─── The input ───

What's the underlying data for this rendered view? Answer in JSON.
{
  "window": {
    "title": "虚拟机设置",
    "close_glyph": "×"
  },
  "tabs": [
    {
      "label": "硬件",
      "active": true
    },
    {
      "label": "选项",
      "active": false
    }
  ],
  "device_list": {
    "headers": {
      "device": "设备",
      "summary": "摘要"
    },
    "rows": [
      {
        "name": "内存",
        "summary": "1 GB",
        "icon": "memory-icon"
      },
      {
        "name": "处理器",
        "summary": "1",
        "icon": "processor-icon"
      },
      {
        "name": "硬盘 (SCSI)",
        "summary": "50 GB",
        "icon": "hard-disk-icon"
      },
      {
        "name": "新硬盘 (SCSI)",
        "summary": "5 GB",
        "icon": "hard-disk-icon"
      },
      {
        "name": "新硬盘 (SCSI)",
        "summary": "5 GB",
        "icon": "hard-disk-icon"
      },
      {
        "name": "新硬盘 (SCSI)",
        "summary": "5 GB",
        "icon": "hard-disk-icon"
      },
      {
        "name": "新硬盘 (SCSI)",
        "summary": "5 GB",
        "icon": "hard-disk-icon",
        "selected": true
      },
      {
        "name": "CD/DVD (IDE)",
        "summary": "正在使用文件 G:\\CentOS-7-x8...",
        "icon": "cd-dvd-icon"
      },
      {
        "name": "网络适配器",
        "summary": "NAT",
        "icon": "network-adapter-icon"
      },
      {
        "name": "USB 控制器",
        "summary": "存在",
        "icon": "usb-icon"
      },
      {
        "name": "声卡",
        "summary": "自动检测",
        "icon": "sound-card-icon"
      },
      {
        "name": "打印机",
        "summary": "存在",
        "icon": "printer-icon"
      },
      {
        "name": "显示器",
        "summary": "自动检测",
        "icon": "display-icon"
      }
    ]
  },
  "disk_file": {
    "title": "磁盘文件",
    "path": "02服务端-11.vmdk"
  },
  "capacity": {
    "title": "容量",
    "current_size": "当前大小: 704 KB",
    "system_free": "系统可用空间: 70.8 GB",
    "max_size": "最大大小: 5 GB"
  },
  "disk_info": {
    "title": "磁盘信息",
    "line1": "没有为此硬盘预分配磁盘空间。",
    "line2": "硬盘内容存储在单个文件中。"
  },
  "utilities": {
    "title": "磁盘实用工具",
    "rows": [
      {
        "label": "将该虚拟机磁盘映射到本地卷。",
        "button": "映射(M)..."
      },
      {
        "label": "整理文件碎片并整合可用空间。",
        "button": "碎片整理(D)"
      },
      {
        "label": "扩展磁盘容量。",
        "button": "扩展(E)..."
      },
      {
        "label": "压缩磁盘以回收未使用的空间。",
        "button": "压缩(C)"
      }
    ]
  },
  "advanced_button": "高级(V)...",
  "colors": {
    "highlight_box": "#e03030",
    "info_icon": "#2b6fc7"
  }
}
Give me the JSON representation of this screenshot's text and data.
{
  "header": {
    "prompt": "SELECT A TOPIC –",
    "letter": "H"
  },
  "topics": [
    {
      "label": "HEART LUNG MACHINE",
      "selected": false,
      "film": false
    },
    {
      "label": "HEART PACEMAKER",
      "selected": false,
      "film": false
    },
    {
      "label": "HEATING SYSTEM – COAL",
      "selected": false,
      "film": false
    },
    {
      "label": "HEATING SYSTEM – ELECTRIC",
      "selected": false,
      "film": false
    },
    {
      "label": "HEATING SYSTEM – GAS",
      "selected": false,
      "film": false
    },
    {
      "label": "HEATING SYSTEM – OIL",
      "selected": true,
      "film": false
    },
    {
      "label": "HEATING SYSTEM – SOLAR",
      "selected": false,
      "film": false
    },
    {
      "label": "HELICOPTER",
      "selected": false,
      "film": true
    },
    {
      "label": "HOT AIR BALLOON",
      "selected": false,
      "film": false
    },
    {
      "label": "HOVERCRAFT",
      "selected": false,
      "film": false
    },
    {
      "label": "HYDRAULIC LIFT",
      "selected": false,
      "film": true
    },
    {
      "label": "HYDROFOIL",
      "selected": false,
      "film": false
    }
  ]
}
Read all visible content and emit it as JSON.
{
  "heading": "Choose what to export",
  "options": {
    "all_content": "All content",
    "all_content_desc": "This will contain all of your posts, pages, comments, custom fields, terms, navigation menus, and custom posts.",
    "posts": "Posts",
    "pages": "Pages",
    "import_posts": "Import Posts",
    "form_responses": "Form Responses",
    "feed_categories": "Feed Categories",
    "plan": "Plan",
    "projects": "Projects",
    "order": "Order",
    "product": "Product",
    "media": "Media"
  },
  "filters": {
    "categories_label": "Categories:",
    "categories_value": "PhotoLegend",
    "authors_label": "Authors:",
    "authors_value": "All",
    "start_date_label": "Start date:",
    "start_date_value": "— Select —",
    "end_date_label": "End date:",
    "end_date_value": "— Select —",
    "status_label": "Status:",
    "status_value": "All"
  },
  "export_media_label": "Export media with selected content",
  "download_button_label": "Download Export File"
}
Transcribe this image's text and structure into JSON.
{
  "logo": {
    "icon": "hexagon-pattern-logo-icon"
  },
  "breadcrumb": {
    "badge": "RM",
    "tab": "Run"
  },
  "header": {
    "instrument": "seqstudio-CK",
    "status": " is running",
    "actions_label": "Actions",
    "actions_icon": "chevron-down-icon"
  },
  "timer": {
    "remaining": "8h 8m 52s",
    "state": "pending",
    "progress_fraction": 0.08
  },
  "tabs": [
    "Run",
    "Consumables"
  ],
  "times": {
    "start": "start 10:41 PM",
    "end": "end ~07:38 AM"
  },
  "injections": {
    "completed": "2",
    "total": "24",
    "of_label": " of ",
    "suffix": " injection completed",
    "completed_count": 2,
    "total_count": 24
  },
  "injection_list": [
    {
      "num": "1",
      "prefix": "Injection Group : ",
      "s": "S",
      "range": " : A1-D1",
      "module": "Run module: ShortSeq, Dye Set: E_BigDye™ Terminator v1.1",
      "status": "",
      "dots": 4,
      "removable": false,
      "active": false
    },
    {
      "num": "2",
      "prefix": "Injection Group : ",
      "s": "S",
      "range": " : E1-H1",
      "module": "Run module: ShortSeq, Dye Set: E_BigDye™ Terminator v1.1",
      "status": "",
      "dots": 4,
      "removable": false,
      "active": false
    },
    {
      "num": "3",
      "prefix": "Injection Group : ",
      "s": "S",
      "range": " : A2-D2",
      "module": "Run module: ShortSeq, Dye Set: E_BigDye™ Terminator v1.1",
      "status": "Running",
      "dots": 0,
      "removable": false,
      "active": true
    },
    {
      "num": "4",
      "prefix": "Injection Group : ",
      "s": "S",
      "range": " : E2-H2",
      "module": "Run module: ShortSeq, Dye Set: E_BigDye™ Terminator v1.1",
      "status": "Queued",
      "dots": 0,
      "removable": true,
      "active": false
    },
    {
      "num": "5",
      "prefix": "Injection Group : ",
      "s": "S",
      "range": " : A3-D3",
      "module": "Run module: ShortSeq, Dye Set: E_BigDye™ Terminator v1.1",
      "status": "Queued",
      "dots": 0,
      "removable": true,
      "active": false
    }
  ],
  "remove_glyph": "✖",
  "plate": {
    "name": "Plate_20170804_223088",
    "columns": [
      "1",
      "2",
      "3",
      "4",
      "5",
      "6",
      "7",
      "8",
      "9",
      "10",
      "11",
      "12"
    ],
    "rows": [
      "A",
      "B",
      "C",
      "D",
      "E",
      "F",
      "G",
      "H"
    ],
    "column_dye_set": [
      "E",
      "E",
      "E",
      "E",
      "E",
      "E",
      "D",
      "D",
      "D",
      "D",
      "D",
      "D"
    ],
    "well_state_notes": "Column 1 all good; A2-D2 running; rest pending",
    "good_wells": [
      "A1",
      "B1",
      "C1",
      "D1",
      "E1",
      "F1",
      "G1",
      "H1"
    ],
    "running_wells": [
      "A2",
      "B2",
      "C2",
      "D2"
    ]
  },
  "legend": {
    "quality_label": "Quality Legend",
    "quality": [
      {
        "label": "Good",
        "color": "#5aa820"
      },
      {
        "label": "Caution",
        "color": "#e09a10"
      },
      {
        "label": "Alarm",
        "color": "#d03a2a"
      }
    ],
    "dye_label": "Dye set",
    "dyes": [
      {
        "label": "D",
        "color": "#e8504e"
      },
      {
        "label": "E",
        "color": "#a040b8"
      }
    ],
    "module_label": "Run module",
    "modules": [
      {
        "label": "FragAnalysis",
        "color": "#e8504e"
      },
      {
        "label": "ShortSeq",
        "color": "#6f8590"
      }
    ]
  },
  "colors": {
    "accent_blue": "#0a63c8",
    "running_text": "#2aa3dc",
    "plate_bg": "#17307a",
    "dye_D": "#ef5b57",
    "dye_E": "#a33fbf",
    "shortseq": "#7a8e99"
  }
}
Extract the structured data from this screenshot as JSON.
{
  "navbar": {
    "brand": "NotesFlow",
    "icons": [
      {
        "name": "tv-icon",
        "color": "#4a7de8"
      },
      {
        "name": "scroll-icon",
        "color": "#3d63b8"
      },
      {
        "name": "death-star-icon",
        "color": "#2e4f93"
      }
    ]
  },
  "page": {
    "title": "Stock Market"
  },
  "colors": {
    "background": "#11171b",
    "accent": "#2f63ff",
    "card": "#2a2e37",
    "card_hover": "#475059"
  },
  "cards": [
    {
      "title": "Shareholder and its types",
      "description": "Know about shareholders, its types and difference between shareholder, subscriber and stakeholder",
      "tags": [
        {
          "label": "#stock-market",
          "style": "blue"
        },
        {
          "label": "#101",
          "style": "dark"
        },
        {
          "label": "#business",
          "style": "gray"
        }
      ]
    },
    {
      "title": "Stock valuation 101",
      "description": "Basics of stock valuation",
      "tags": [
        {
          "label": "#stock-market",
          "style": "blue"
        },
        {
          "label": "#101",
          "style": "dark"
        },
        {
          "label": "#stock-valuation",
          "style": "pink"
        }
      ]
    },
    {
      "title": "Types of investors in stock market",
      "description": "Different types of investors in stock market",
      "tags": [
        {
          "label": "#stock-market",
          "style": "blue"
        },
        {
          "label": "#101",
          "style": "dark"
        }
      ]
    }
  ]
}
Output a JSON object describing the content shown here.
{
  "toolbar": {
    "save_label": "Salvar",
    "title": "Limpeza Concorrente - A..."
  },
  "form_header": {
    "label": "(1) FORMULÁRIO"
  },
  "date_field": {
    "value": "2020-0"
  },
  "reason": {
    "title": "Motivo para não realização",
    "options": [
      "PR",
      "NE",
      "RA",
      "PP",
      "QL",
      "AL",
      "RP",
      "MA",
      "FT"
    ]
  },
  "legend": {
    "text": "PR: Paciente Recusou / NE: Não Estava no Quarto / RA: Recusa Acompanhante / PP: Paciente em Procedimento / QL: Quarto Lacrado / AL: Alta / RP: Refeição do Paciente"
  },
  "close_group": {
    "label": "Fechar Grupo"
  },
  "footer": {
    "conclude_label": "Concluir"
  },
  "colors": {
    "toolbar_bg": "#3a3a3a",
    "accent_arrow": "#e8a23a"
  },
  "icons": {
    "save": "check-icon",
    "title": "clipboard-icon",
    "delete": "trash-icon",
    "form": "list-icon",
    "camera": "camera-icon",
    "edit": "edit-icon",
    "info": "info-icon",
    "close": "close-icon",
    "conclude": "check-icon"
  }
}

───

→ **Set task**
Filter the listing above for the string "HEART" and copy every matching line.

→ **Worked solution**
      "label": "HEART LUNG MACHINE",
      "label": "HEART PACEMAKER",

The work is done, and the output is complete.